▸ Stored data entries
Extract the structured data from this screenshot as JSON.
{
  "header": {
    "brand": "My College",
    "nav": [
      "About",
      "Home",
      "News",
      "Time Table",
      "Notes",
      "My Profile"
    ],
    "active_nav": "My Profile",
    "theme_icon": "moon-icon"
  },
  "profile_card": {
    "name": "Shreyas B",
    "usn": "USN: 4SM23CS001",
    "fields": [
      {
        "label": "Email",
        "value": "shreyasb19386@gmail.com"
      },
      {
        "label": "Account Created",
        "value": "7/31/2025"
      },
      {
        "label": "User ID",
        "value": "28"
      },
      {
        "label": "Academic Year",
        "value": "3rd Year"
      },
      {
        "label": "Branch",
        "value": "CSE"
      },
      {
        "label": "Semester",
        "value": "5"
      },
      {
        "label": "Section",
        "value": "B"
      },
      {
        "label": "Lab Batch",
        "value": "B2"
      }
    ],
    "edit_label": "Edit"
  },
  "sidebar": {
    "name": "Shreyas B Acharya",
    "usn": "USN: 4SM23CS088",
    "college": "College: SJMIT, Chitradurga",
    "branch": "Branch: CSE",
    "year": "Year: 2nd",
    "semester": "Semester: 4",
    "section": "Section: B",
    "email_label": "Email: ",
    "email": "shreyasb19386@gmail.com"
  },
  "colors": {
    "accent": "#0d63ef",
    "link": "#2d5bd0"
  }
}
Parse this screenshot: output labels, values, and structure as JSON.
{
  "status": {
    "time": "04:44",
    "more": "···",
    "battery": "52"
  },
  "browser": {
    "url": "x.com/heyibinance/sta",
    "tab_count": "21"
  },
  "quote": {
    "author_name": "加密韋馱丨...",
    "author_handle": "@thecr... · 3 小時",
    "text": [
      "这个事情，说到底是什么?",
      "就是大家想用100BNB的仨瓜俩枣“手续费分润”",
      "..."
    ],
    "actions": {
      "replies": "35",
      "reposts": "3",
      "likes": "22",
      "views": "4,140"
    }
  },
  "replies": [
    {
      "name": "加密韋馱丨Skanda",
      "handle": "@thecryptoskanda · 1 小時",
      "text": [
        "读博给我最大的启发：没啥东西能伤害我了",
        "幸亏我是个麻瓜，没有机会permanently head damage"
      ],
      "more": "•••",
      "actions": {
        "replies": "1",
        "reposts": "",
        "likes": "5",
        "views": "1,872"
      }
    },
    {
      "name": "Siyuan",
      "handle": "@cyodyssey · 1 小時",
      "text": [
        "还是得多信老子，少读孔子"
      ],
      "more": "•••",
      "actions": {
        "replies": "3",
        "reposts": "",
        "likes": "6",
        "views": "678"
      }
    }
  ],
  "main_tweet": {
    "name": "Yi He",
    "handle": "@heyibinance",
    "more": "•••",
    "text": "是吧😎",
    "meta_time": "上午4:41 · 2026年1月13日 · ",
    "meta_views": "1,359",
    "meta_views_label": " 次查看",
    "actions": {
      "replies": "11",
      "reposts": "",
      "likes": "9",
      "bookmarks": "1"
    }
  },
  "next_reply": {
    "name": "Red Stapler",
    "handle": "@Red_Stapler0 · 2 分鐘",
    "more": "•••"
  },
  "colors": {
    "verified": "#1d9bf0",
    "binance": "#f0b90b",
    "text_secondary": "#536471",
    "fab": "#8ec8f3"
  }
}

▸ Task requirements
Return each line of the listing that holds the string "JSON".

▸ Answer for this exercise
Extract the structured data from this screenshot as JSON.
Parse this screenshot: output labels, values, and structure as JSON.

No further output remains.